Output every line below exactly.
------------------------------------------------------------------------
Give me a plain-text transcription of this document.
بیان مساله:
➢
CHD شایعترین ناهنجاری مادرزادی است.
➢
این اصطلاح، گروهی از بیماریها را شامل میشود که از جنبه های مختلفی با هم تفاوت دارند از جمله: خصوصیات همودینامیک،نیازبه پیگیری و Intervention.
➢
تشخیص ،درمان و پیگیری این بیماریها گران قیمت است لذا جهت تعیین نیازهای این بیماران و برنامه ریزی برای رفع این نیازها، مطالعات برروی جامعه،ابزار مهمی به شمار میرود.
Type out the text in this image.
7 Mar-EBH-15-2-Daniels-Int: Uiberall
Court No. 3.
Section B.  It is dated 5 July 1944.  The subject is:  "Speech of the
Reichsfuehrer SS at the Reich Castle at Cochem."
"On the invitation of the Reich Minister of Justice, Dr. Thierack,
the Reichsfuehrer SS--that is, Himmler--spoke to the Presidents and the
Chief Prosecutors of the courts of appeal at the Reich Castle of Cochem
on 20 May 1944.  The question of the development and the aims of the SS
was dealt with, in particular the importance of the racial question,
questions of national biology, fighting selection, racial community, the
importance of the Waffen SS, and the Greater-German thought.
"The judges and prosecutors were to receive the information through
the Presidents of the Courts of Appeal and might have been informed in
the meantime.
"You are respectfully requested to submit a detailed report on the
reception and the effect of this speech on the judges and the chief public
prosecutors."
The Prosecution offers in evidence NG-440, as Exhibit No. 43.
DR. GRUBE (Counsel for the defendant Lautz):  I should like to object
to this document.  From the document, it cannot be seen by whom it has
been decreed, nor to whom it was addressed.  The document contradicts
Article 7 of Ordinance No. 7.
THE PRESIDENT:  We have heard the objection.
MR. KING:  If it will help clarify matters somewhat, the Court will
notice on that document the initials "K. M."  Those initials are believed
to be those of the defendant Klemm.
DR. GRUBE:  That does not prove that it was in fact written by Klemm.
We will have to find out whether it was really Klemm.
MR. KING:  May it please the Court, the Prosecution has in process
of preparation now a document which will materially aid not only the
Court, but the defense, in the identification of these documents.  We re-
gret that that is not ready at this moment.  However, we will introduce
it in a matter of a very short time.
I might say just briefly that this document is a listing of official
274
------------------------------------------------------------------------
> Result for this task:
Give me a plain-text transcription of this document.
بیان مساله:
➢
CHD شایعترین ناهنجاری مادرزادی است.
➢
این اصطلاح، گروهی از بیماریها را شامل میشود که از جنبه های مختلفی با هم تفاوت دارند از جمله: خصوصیات همودینامیک،نیازبه پیگیری و Intervention.
➢
تشخیص ،درمان و پیگیری این بیماریها گران قیمت است لذا جهت تعیین نیازهای این بیماران و برنامه ریزی برای رفع این نیازها، مطالعات برروی جامعه،ابزار مهمی به شمار میرود.
Type out the text in this image.
7 Mar-EBH-15-2-Daniels-Int: Uiberall
Court No. 3.
Section B.  It is dated 5 July 1944.  The subject is:  "Speech of the
Reichsfuehrer SS at the Reich Castle at Cochem."
"On the invitation of the Reich Minister of Justice, Dr. Thierack,
the Reichsfuehrer SS--that is, Himmler--spoke to the Presidents and the
Chief Prosecutors of the courts of appeal at the Reich Castle of Cochem
on 20 May 1944.  The question of the development and the aims of the SS
was dealt with, in particular the importance of the racial question,
questions of national biology, fighting selection, racial community, the
importance of the Waffen SS, and the Greater-German thought.
"The judges and prosecutors were to receive the information through
the Presidents of the Courts of Appeal and might have been informed in
the meantime.
"You are respectfully requested to submit a detailed report on the
reception and the effect of this speech on the judges and the chief public
prosecutors."
The Prosecution offers in evidence NG-440, as Exhibit No. 43.
DR. GRUBE (Counsel for the defendant Lautz):  I should like to object
to this document.  From the document, it cannot be seen by whom it has
been decreed, nor to whom it was addressed.  The document contradicts
Article 7 of Ordinance No. 7.
THE PRESIDENT:  We have heard the objection.
MR. KING:  If it will help clarify matters somewhat, the Court will
notice on that document the initials "K. M."  Those initials are believed
to be those of the defendant Klemm.
DR. GRUBE:  That does not prove that it was in fact written by Klemm.
We will have to find out whether it was really Klemm.
MR. KING:  May it please the Court, the Prosecution has in process
of preparation now a document which will materially aid not only the
Court, but the defense, in the identification of these documents.  We re-
gret that that is not ready at this moment.  However, we will introduce
it in a matter of a very short time.
I might say just briefly that this document is a listing of official
274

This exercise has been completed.